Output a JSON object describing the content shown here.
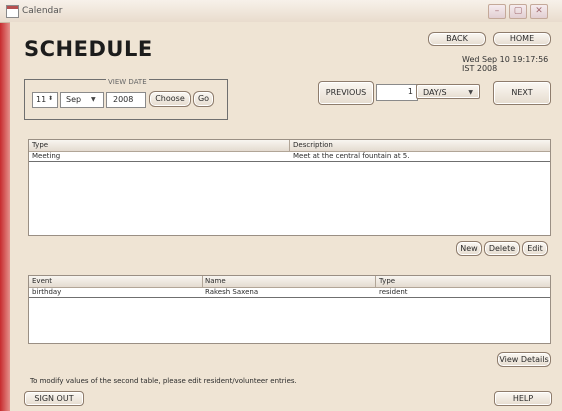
{
  "window": {
    "title": "Calendar",
    "controls": [
      "minimize",
      "maximize",
      "close"
    ]
  },
  "header": {
    "title": "SCHEDULE",
    "back_label": "BACK",
    "home_label": "HOME",
    "datetime": "Wed Sep 10 19:17:56 IST 2008"
  },
  "view_date": {
    "legend": "VIEW DATE",
    "day": "11",
    "month": "Sep",
    "year": "2008",
    "choose_label": "Choose",
    "go_label": "Go"
  },
  "navigation": {
    "previous_label": "PREVIOUS",
    "count": "1",
    "unit": "DAY/S",
    "next_label": "NEXT"
  },
  "schedule_table": {
    "columns": [
      "Type",
      "Description"
    ],
    "rows": [
      [
        "Meeting",
        "Meet at the central fountain at 5."
      ]
    ],
    "new_label": "New",
    "delete_label": "Delete",
    "edit_label": "Edit"
  },
  "event_table": {
    "columns": [
      "Event",
      "Name",
      "Type"
    ],
    "rows": [
      [
        "birthday",
        "Rakesh Saxena",
        "resident"
      ]
    ]
  },
  "footer": {
    "note": "To modify values of the second table, please edit resident/volunteer entries.",
    "view_details_label": "View Details",
    "sign_out_label": "SIGN OUT",
    "help_label": "HELP"
  }
}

● **Exercise prompt**
With the pictures omitted, reproduce the records in full and exactly.

● **The completed task**
Output a JSON object describing the content shown here.
{
  "window": {
    "title": "Calendar",
    "controls": [
      "minimize",
      "maximize",
      "close"
    ]
  },
  "header": {
    "title": "SCHEDULE",
    "back_label": "BACK",
    "home_label": "HOME",
    "datetime": "Wed Sep 10 19:17:56 IST 2008"
  },
  "view_date": {
    "legend": "VIEW DATE",
    "day": "11",
    "month": "Sep",
    "year": "2008",
    "choose_label": "Choose",
    "go_label": "Go"
  },
  "navigation": {
    "previous_label": "PREVIOUS",
    "count": "1",
    "unit": "DAY/S",
    "next_label": "NEXT"
  },
  "schedule_table": {
    "columns": [
      "Type",
      "Description"
    ],
    "rows": [
      [
        "Meeting",
        "Meet at the central fountain at 5."
      ]
    ],
    "new_label": "New",
    "delete_label": "Delete",
    "edit_label": "Edit"
  },
  "event_table": {
    "columns": [
      "Event",
      "Name",
      "Type"
    ],
    "rows": [
      [
        "birthday",
        "Rakesh Saxena",
        "resident"
      ]
    ]
  },
  "footer": {
    "note": "To modify values of the second table, please edit resident/volunteer entries.",
    "view_details_label": "View Details",
    "sign_out_label": "SIGN OUT",
    "help_label": "HELP"
  }
}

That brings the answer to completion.